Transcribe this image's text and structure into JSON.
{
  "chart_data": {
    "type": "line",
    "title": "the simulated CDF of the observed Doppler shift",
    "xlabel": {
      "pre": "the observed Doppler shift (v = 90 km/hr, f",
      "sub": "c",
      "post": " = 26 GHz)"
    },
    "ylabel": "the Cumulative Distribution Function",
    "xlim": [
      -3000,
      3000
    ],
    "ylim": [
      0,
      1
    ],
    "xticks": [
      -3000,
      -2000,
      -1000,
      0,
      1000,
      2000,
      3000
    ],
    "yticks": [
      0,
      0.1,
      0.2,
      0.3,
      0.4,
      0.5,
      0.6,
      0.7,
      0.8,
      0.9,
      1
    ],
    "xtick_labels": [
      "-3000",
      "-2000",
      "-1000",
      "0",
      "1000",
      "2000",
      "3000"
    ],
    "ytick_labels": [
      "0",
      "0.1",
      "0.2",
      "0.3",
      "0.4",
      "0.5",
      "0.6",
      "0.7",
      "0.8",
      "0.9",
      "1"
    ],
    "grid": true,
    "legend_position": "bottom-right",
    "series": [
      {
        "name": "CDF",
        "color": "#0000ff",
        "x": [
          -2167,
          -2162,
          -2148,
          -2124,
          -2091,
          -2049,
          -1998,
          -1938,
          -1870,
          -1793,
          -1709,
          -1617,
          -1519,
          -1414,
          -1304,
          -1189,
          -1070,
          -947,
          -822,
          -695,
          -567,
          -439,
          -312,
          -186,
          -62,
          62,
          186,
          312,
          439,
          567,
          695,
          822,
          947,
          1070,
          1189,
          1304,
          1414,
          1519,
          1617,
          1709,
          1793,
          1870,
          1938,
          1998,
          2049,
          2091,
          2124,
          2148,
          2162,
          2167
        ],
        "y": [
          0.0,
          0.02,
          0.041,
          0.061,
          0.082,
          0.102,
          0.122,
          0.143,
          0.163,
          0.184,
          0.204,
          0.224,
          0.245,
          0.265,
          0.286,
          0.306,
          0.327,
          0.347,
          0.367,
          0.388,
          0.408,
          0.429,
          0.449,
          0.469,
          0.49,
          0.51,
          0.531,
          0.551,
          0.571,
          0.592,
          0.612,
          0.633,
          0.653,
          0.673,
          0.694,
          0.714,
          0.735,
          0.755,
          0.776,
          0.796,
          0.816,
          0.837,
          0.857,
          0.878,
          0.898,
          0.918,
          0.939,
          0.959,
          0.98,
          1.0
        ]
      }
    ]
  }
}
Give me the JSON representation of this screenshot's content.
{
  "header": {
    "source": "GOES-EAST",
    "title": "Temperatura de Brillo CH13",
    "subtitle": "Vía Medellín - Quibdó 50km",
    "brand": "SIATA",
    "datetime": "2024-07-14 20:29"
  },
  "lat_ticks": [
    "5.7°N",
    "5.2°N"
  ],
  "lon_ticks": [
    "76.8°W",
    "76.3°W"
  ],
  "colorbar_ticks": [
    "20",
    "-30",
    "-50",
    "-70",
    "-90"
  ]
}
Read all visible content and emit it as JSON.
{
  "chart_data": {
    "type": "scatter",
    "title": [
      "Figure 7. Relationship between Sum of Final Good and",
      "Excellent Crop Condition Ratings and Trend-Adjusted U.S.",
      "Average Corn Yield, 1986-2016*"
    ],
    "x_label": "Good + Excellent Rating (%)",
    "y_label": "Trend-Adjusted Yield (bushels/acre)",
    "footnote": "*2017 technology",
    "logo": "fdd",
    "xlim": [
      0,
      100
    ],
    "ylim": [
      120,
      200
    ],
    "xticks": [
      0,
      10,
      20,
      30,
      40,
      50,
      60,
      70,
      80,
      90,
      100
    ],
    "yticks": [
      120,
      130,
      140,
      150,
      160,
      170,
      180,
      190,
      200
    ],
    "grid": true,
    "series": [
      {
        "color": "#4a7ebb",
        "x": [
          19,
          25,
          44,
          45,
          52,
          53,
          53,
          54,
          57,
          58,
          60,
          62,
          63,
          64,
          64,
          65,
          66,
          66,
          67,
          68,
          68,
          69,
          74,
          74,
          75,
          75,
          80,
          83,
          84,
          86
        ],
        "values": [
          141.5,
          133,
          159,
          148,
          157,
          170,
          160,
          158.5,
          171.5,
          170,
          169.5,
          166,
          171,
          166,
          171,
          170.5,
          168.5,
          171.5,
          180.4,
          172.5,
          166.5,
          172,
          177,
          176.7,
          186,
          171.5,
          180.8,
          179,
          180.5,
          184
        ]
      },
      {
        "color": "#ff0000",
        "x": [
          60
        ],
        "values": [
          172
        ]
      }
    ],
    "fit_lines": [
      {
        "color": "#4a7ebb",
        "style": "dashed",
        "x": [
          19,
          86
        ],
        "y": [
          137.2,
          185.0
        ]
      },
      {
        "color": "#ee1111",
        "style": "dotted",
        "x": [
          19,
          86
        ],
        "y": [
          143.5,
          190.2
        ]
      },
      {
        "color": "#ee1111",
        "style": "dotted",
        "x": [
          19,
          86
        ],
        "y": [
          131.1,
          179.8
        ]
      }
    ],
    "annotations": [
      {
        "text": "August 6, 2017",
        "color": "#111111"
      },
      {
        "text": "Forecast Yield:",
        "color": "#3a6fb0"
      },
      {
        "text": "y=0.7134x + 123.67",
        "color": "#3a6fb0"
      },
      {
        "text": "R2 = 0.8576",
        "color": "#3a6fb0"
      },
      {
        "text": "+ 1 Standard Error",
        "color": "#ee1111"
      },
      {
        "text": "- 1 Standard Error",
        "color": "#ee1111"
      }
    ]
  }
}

....................

Exercise objective: Repeat the data above, word for word.

Exercise result:
Transcribe this image's text and structure into JSON.
{
  "chart_data": {
    "type": "line",
    "title": "the simulated CDF of the observed Doppler shift",
    "xlabel": {
      "pre": "the observed Doppler shift (v = 90 km/hr, f",
      "sub": "c",
      "post": " = 26 GHz)"
    },
    "ylabel": "the Cumulative Distribution Function",
    "xlim": [
      -3000,
      3000
    ],
    "ylim": [
      0,
      1
    ],
    "xticks": [
      -3000,
      -2000,
      -1000,
      0,
      1000,
      2000,
      3000
    ],
    "yticks": [
      0,
      0.1,
      0.2,
      0.3,
      0.4,
      0.5,
      0.6,
      0.7,
      0.8,
      0.9,
      1
    ],
    "xtick_labels": [
      "-3000",
      "-2000",
      "-1000",
      "0",
      "1000",
      "2000",
      "3000"
    ],
    "ytick_labels": [
      "0",
      "0.1",
      "0.2",
      "0.3",
      "0.4",
      "0.5",
      "0.6",
      "0.7",
      "0.8",
      "0.9",
      "1"
    ],
    "grid": true,
    "legend_position": "bottom-right",
    "series": [
      {
        "name": "CDF",
        "color": "#0000ff",
        "x": [
          -2167,
          -2162,
          -2148,
          -2124,
          -2091,
          -2049,
          -1998,
          -1938,
          -1870,
          -1793,
          -1709,
          -1617,
          -1519,
          -1414,
          -1304,
          -1189,
          -1070,
          -947,
          -822,
          -695,
          -567,
          -439,
          -312,
          -186,
          -62,
          62,
          186,
          312,
          439,
          567,
          695,
          822,
          947,
          1070,
          1189,
          1304,
          1414,
          1519,
          1617,
          1709,
          1793,
          1870,
          1938,
          1998,
          2049,
          2091,
          2124,
          2148,
          2162,
          2167
        ],
        "y": [
          0.0,
          0.02,
          0.041,
          0.061,
          0.082,
          0.102,
          0.122,
          0.143,
          0.163,
          0.184,
          0.204,
          0.224,
          0.245,
          0.265,
          0.286,
          0.306,
          0.327,
          0.347,
          0.367,
          0.388,
          0.408,
          0.429,
          0.449,
          0.469,
          0.49,
          0.51,
          0.531,
          0.551,
          0.571,
          0.592,
          0.612,
          0.633,
          0.653,
          0.673,
          0.694,
          0.714,
          0.735,
          0.755,
          0.776,
          0.796,
          0.816,
          0.837,
          0.857,
          0.878,
          0.898,
          0.918,
          0.939,
          0.959,
          0.98,
          1.0
        ]
      }
    ]
  }
}
Give me the JSON representation of this screenshot's content.
{
  "header": {
    "source": "GOES-EAST",
    "title": "Temperatura de Brillo CH13",
    "subtitle": "Vía Medellín - Quibdó 50km",
    "brand": "SIATA",
    "datetime": "2024-07-14 20:29"
  },
  "lat_ticks": [
    "5.7°N",
    "5.2°N"
  ],
  "lon_ticks": [
    "76.8°W",
    "76.3°W"
  ],
  "colorbar_ticks": [
    "20",
    "-30",
    "-50",
    "-70",
    "-90"
  ]
}
Read all visible content and emit it as JSON.
{
  "chart_data": {
    "type": "scatter",
    "title": [
      "Figure 7. Relationship between Sum of Final Good and",
      "Excellent Crop Condition Ratings and Trend-Adjusted U.S.",
      "Average Corn Yield, 1986-2016*"
    ],
    "x_label": "Good + Excellent Rating (%)",
    "y_label": "Trend-Adjusted Yield (bushels/acre)",
    "footnote": "*2017 technology",
    "logo": "fdd",
    "xlim": [
      0,
      100
    ],
    "ylim": [
      120,
      200
    ],
    "xticks": [
      0,
      10,
      20,
      30,
      40,
      50,
      60,
      70,
      80,
      90,
      100
    ],
    "yticks": [
      120,
      130,
      140,
      150,
      160,
      170,
      180,
      190,
      200
    ],
    "grid": true,
    "series": [
      {
        "color": "#4a7ebb",
        "x": [
          19,
          25,
          44,
          45,
          52,
          53,
          53,
          54,
          57,
          58,
          60,
          62,
          63,
          64,
          64,
          65,
          66,
          66,
          67,
          68,
          68,
          69,
          74,
          74,
          75,
          75,
          80,
          83,
          84,
          86
        ],
        "values": [
          141.5,
          133,
          159,
          148,
          157,
          170,
          160,
          158.5,
          171.5,
          170,
          169.5,
          166,
          171,
          166,
          171,
          170.5,
          168.5,
          171.5,
          180.4,
          172.5,
          166.5,
          172,
          177,
          176.7,
          186,
          171.5,
          180.8,
          179,
          180.5,
          184
        ]
      },
      {
        "color": "#ff0000",
        "x": [
          60
        ],
        "values": [
          172
        ]
      }
    ],
    "fit_lines": [
      {
        "color": "#4a7ebb",
        "style": "dashed",
        "x": [
          19,
          86
        ],
        "y": [
          137.2,
          185.0
        ]
      },
      {
        "color": "#ee1111",
        "style": "dotted",
        "x": [
          19,
          86
        ],
        "y": [
          143.5,
          190.2
        ]
      },
      {
        "color": "#ee1111",
        "style": "dotted",
        "x": [
          19,
          86
        ],
        "y": [
          131.1,
          179.8
        ]
      }
    ],
    "annotations": [
      {
        "text": "August 6, 2017",
        "color": "#111111"
      },
      {
        "text": "Forecast Yield:",
        "color": "#3a6fb0"
      },
      {
        "text": "y=0.7134x + 123.67",
        "color": "#3a6fb0"
      },
      {
        "text": "R2 = 0.8576",
        "color": "#3a6fb0"
      },
      {
        "text": "+ 1 Standard Error",
        "color": "#ee1111"
      },
      {
        "text": "- 1 Standard Error",
        "color": "#ee1111"
      }
    ]
  }
}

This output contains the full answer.